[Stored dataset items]
▶

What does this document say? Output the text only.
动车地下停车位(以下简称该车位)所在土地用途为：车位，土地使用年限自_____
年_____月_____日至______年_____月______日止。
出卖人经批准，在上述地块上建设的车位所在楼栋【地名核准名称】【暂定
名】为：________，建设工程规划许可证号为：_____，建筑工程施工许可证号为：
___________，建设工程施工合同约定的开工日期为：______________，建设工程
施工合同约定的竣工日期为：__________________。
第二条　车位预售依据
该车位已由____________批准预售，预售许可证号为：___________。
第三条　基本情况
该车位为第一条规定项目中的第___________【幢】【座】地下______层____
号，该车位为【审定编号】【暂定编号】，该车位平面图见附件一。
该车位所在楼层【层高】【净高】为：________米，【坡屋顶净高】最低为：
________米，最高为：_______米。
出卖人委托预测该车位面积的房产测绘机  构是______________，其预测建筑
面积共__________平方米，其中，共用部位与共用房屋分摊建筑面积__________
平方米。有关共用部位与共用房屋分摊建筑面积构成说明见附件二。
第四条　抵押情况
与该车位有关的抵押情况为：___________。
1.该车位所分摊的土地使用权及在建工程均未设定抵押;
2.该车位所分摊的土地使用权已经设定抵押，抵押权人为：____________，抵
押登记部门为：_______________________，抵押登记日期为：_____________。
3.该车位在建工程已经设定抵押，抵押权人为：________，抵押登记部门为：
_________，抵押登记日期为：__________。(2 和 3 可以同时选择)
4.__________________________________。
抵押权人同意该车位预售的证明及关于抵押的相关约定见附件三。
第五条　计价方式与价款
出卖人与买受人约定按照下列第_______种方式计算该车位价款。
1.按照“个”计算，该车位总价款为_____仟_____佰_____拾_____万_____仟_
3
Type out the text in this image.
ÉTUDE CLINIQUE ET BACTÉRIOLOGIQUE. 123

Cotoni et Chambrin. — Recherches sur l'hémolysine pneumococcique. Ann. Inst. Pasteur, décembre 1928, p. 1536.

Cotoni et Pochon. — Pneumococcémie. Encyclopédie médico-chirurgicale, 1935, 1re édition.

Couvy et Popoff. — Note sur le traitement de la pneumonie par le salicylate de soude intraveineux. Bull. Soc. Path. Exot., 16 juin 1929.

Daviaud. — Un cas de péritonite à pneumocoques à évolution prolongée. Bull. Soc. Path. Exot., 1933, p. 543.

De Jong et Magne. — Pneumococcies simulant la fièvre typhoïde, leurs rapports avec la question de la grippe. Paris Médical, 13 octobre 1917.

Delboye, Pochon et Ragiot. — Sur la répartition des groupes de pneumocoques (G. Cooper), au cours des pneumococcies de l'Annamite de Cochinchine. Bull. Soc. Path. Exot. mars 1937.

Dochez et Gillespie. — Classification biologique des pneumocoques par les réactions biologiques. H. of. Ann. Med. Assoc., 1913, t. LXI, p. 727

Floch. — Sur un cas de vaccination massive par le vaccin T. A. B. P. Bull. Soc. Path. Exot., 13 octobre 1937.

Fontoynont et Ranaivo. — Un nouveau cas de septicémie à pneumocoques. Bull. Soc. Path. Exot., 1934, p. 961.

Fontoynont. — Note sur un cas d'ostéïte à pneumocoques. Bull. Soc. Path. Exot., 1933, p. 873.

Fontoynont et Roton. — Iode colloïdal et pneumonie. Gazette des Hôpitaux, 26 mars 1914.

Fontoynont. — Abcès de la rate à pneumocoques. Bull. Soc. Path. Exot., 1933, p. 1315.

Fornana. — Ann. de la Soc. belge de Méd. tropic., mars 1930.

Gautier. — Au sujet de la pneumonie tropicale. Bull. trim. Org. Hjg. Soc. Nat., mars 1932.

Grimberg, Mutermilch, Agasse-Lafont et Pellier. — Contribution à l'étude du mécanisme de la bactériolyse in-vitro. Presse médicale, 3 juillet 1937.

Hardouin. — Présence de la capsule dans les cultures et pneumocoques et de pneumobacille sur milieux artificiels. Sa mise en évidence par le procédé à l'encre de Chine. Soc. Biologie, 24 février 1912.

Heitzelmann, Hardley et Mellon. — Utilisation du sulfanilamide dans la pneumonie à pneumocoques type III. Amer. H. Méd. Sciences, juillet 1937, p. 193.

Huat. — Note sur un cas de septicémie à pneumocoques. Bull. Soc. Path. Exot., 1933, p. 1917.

◀

Repeat the records above exactly as they appear.

▸ RESPONSE TO THE TASK
What does this document say? Output the text only.
动车地下停车位(以下简称该车位)所在土地用途为：车位，土地使用年限自_____
年_____月_____日至______年_____月______日止。
出卖人经批准，在上述地块上建设的车位所在楼栋【地名核准名称】【暂定
名】为：________，建设工程规划许可证号为：_____，建筑工程施工许可证号为：
___________，建设工程施工合同约定的开工日期为：______________，建设工程
施工合同约定的竣工日期为：__________________。
第二条　车位预售依据
该车位已由____________批准预售，预售许可证号为：___________。
第三条　基本情况
该车位为第一条规定项目中的第___________【幢】【座】地下______层____
号，该车位为【审定编号】【暂定编号】，该车位平面图见附件一。
该车位所在楼层【层高】【净高】为：________米，【坡屋顶净高】最低为：
________米，最高为：_______米。
出卖人委托预测该车位面积的房产测绘机  构是______________，其预测建筑
面积共__________平方米，其中，共用部位与共用房屋分摊建筑面积__________
平方米。有关共用部位与共用房屋分摊建筑面积构成说明见附件二。
第四条　抵押情况
与该车位有关的抵押情况为：___________。
1.该车位所分摊的土地使用权及在建工程均未设定抵押;
2.该车位所分摊的土地使用权已经设定抵押，抵押权人为：____________，抵
押登记部门为：_______________________，抵押登记日期为：_____________。
3.该车位在建工程已经设定抵押，抵押权人为：________，抵押登记部门为：
_________，抵押登记日期为：__________。(2 和 3 可以同时选择)
4.__________________________________。
抵押权人同意该车位预售的证明及关于抵押的相关约定见附件三。
第五条　计价方式与价款
出卖人与买受人约定按照下列第_______种方式计算该车位价款。
1.按照“个”计算，该车位总价款为_____仟_____佰_____拾_____万_____仟_
3
Type out the text in this image.
ÉTUDE CLINIQUE ET BACTÉRIOLOGIQUE. 123

Cotoni et Chambrin. — Recherches sur l'hémolysine pneumococcique. Ann. Inst. Pasteur, décembre 1928, p. 1536.

Cotoni et Pochon. — Pneumococcémie. Encyclopédie médico-chirurgicale, 1935, 1re édition.

Couvy et Popoff. — Note sur le traitement de la pneumonie par le salicylate de soude intraveineux. Bull. Soc. Path. Exot., 16 juin 1929.

Daviaud. — Un cas de péritonite à pneumocoques à évolution prolongée. Bull. Soc. Path. Exot., 1933, p. 543.

De Jong et Magne. — Pneumococcies simulant la fièvre typhoïde, leurs rapports avec la question de la grippe. Paris Médical, 13 octobre 1917.

Delboye, Pochon et Ragiot. — Sur la répartition des groupes de pneumocoques (G. Cooper), au cours des pneumococcies de l'Annamite de Cochinchine. Bull. Soc. Path. Exot. mars 1937.

Dochez et Gillespie. — Classification biologique des pneumocoques par les réactions biologiques. H. of. Ann. Med. Assoc., 1913, t. LXI, p. 727

Floch. — Sur un cas de vaccination massive par le vaccin T. A. B. P. Bull. Soc. Path. Exot., 13 octobre 1937.

Fontoynont et Ranaivo. — Un nouveau cas de septicémie à pneumocoques. Bull. Soc. Path. Exot., 1934, p. 961.

Fontoynont. — Note sur un cas d'ostéïte à pneumocoques. Bull. Soc. Path. Exot., 1933, p. 873.

Fontoynont et Roton. — Iode colloïdal et pneumonie. Gazette des Hôpitaux, 26 mars 1914.

Fontoynont. — Abcès de la rate à pneumocoques. Bull. Soc. Path. Exot., 1933, p. 1315.

Fornana. — Ann. de la Soc. belge de Méd. tropic., mars 1930.

Gautier. — Au sujet de la pneumonie tropicale. Bull. trim. Org. Hjg. Soc. Nat., mars 1932.

Grimberg, Mutermilch, Agasse-Lafont et Pellier. — Contribution à l'étude du mécanisme de la bactériolyse in-vitro. Presse médicale, 3 juillet 1937.

Hardouin. — Présence de la capsule dans les cultures et pneumocoques et de pneumobacille sur milieux artificiels. Sa mise en évidence par le procédé à l'encre de Chine. Soc. Biologie, 24 février 1912.

Heitzelmann, Hardley et Mellon. — Utilisation du sulfanilamide dans la pneumonie à pneumocoques type III. Amer. H. Méd. Sciences, juillet 1937, p. 193.

Huat. — Note sur un cas de septicémie à pneumocoques. Bull. Soc. Path. Exot., 1933, p. 1917.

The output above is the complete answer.